Work to be completed: Reproduce the data exactly.

Data listing
** Start **

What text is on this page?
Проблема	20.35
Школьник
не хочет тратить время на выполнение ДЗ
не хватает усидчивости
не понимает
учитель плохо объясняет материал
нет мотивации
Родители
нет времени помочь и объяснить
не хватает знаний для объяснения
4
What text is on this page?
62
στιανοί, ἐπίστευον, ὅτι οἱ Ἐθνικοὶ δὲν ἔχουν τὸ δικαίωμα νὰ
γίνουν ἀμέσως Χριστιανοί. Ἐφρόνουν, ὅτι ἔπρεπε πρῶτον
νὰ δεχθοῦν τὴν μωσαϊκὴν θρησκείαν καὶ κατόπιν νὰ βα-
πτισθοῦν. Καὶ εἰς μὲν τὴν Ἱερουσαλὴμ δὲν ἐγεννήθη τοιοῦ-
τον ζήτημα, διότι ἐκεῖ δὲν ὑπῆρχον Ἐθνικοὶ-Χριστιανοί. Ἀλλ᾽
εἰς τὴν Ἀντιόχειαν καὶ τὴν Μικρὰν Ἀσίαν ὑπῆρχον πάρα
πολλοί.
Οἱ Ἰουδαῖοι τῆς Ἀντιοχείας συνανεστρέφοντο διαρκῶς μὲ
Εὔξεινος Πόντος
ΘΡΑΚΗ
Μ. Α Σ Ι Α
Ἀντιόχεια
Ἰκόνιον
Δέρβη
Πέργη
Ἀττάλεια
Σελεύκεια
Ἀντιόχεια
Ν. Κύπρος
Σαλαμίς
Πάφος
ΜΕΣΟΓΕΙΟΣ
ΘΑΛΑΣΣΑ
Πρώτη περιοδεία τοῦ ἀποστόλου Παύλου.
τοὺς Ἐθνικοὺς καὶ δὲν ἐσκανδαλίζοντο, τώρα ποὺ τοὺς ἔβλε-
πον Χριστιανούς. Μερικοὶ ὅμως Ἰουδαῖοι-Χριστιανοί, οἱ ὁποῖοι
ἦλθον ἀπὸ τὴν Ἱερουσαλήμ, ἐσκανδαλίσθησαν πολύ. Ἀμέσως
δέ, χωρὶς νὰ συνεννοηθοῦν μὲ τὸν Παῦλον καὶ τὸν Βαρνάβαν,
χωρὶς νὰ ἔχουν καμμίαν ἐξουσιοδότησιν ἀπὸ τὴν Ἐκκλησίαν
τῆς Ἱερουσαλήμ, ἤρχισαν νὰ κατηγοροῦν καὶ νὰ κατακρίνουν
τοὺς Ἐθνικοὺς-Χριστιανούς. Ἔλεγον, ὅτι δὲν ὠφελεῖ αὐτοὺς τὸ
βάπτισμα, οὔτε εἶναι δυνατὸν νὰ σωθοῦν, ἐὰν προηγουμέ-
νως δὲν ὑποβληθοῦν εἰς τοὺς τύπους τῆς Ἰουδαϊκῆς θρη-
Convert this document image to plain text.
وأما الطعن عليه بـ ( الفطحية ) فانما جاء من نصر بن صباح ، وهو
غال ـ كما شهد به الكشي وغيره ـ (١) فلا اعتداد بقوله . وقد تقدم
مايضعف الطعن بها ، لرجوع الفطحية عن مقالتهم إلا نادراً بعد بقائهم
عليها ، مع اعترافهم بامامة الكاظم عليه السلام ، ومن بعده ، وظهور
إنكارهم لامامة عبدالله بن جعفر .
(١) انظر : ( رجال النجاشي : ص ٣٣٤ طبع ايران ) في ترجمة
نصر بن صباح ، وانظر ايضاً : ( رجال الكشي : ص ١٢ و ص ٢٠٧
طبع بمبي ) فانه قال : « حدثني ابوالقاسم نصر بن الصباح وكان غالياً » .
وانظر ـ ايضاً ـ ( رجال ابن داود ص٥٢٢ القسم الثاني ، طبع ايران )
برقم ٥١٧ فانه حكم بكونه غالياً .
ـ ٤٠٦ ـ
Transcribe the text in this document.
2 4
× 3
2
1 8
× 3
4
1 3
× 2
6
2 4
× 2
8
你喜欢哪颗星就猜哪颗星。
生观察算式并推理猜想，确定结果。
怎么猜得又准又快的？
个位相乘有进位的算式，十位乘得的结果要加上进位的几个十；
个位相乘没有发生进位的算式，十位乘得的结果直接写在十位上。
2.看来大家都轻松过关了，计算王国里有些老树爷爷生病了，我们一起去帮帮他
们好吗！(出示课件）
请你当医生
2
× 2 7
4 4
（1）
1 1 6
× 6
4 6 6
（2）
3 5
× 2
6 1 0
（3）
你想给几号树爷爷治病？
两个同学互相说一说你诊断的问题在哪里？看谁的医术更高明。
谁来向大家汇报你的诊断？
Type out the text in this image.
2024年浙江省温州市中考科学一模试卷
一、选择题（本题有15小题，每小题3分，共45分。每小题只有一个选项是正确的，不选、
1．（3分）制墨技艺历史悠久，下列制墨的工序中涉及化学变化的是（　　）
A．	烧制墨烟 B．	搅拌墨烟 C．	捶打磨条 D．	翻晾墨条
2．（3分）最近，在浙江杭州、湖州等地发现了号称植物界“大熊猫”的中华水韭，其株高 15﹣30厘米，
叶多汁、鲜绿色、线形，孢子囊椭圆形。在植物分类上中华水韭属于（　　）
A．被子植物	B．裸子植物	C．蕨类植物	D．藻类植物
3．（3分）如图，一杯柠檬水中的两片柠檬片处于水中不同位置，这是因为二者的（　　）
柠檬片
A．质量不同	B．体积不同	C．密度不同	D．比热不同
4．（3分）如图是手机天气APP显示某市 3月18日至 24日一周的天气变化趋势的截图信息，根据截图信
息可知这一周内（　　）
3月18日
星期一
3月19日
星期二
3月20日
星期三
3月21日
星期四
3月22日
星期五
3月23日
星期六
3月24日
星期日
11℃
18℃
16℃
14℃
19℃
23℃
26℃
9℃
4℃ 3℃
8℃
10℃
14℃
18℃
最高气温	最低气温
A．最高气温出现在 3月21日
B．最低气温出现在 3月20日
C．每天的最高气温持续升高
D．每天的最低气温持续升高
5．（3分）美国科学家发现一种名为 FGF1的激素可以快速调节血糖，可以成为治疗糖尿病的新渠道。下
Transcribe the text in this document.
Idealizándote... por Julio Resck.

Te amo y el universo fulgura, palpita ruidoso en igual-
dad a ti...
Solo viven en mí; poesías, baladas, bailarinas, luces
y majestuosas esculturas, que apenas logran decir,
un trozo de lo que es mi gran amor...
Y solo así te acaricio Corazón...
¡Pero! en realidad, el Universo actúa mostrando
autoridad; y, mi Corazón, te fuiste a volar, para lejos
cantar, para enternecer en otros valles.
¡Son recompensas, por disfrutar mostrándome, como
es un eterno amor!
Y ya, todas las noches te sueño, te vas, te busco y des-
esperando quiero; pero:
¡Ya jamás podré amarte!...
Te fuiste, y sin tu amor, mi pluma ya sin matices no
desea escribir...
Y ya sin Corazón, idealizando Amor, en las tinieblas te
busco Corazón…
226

** End **

Exercise result:
What text is on this page?
Проблема	20.35
Школьник
не хочет тратить время на выполнение ДЗ
не хватает усидчивости
не понимает
учитель плохо объясняет материал
нет мотивации
Родители
нет времени помочь и объяснить
не хватает знаний для объяснения
4
What text is on this page?
62
στιανοί, ἐπίστευον, ὅτι οἱ Ἐθνικοὶ δὲν ἔχουν τὸ δικαίωμα νὰ
γίνουν ἀμέσως Χριστιανοί. Ἐφρόνουν, ὅτι ἔπρεπε πρῶτον
νὰ δεχθοῦν τὴν μωσαϊκὴν θρησκείαν καὶ κατόπιν νὰ βα-
πτισθοῦν. Καὶ εἰς μὲν τὴν Ἱερουσαλὴμ δὲν ἐγεννήθη τοιοῦ-
τον ζήτημα, διότι ἐκεῖ δὲν ὑπῆρχον Ἐθνικοὶ-Χριστιανοί. Ἀλλ᾽
εἰς τὴν Ἀντιόχειαν καὶ τὴν Μικρὰν Ἀσίαν ὑπῆρχον πάρα
πολλοί.
Οἱ Ἰουδαῖοι τῆς Ἀντιοχείας συνανεστρέφοντο διαρκῶς μὲ
Εὔξεινος Πόντος
ΘΡΑΚΗ
Μ. Α Σ Ι Α
Ἀντιόχεια
Ἰκόνιον
Δέρβη
Πέργη
Ἀττάλεια
Σελεύκεια
Ἀντιόχεια
Ν. Κύπρος
Σαλαμίς
Πάφος
ΜΕΣΟΓΕΙΟΣ
ΘΑΛΑΣΣΑ
Πρώτη περιοδεία τοῦ ἀποστόλου Παύλου.
τοὺς Ἐθνικοὺς καὶ δὲν ἐσκανδαλίζοντο, τώρα ποὺ τοὺς ἔβλε-
πον Χριστιανούς. Μερικοὶ ὅμως Ἰουδαῖοι-Χριστιανοί, οἱ ὁποῖοι
ἦλθον ἀπὸ τὴν Ἱερουσαλήμ, ἐσκανδαλίσθησαν πολύ. Ἀμέσως
δέ, χωρὶς νὰ συνεννοηθοῦν μὲ τὸν Παῦλον καὶ τὸν Βαρνάβαν,
χωρὶς νὰ ἔχουν καμμίαν ἐξουσιοδότησιν ἀπὸ τὴν Ἐκκλησίαν
τῆς Ἱερουσαλήμ, ἤρχισαν νὰ κατηγοροῦν καὶ νὰ κατακρίνουν
τοὺς Ἐθνικοὺς-Χριστιανούς. Ἔλεγον, ὅτι δὲν ὠφελεῖ αὐτοὺς τὸ
βάπτισμα, οὔτε εἶναι δυνατὸν νὰ σωθοῦν, ἐὰν προηγουμέ-
νως δὲν ὑποβληθοῦν εἰς τοὺς τύπους τῆς Ἰουδαϊκῆς θρη-
Convert this document image to plain text.
وأما الطعن عليه بـ ( الفطحية ) فانما جاء من نصر بن صباح ، وهو
غال ـ كما شهد به الكشي وغيره ـ (١) فلا اعتداد بقوله . وقد تقدم
مايضعف الطعن بها ، لرجوع الفطحية عن مقالتهم إلا نادراً بعد بقائهم
عليها ، مع اعترافهم بامامة الكاظم عليه السلام ، ومن بعده ، وظهور
إنكارهم لامامة عبدالله بن جعفر .
(١) انظر : ( رجال النجاشي : ص ٣٣٤ طبع ايران ) في ترجمة
نصر بن صباح ، وانظر ايضاً : ( رجال الكشي : ص ١٢ و ص ٢٠٧
طبع بمبي ) فانه قال : « حدثني ابوالقاسم نصر بن الصباح وكان غالياً » .
وانظر ـ ايضاً ـ ( رجال ابن داود ص٥٢٢ القسم الثاني ، طبع ايران )
برقم ٥١٧ فانه حكم بكونه غالياً .
ـ ٤٠٦ ـ
Transcribe the text in this document.
2 4
× 3
2
1 8
× 3
4
1 3
× 2
6
2 4
× 2
8
你喜欢哪颗星就猜哪颗星。
生观察算式并推理猜想，确定结果。
怎么猜得又准又快的？
个位相乘有进位的算式，十位乘得的结果要加上进位的几个十；
个位相乘没有发生进位的算式，十位乘得的结果直接写在十位上。
2.看来大家都轻松过关了，计算王国里有些老树爷爷生病了，我们一起去帮帮他
们好吗！(出示课件）
请你当医生
2
× 2 7
4 4
（1）
1 1 6
× 6
4 6 6
（2）
3 5
× 2
6 1 0
（3）
你想给几号树爷爷治病？
两个同学互相说一说你诊断的问题在哪里？看谁的医术更高明。
谁来向大家汇报你的诊断？
Type out the text in this image.
2024年浙江省温州市中考科学一模试卷
一、选择题（本题有15小题，每小题3分，共45分。每小题只有一个选项是正确的，不选、
1．（3分）制墨技艺历史悠久，下列制墨的工序中涉及化学变化的是（　　）
A．	烧制墨烟 B．	搅拌墨烟 C．	捶打磨条 D．	翻晾墨条
2．（3分）最近，在浙江杭州、湖州等地发现了号称植物界“大熊猫”的中华水韭，其株高 15﹣30厘米，
叶多汁、鲜绿色、线形，孢子囊椭圆形。在植物分类上中华水韭属于（　　）
A．被子植物	B．裸子植物	C．蕨类植物	D．藻类植物
3．（3分）如图，一杯柠檬水中的两片柠檬片处于水中不同位置，这是因为二者的（　　）
柠檬片
A．质量不同	B．体积不同	C．密度不同	D．比热不同
4．（3分）如图是手机天气APP显示某市 3月18日至 24日一周的天气变化趋势的截图信息，根据截图信
息可知这一周内（　　）
3月18日
星期一
3月19日
星期二
3月20日
星期三
3月21日
星期四
3月22日
星期五
3月23日
星期六
3月24日
星期日
11℃
18℃
16℃
14℃
19℃
23℃
26℃
9℃
4℃ 3℃
8℃
10℃
14℃
18℃
最高气温	最低气温
A．最高气温出现在 3月21日
B．最低气温出现在 3月20日
C．每天的最高气温持续升高
D．每天的最低气温持续升高
5．（3分）美国科学家发现一种名为 FGF1的激素可以快速调节血糖，可以成为治疗糖尿病的新渠道。下
Transcribe the text in this document.
Idealizándote... por Julio Resck.

Te amo y el universo fulgura, palpita ruidoso en igual-
dad a ti...
Solo viven en mí; poesías, baladas, bailarinas, luces
y majestuosas esculturas, que apenas logran decir,
un trozo de lo que es mi gran amor...
Y solo así te acaricio Corazón...
¡Pero! en realidad, el Universo actúa mostrando
autoridad; y, mi Corazón, te fuiste a volar, para lejos
cantar, para enternecer en otros valles.
¡Son recompensas, por disfrutar mostrándome, como
es un eterno amor!
Y ya, todas las noches te sueño, te vas, te busco y des-
esperando quiero; pero:
¡Ya jamás podré amarte!...
Te fuiste, y sin tu amor, mi pluma ya sin matices no
desea escribir...
Y ya sin Corazón, idealizando Amor, en las tinieblas te
busco Corazón…
226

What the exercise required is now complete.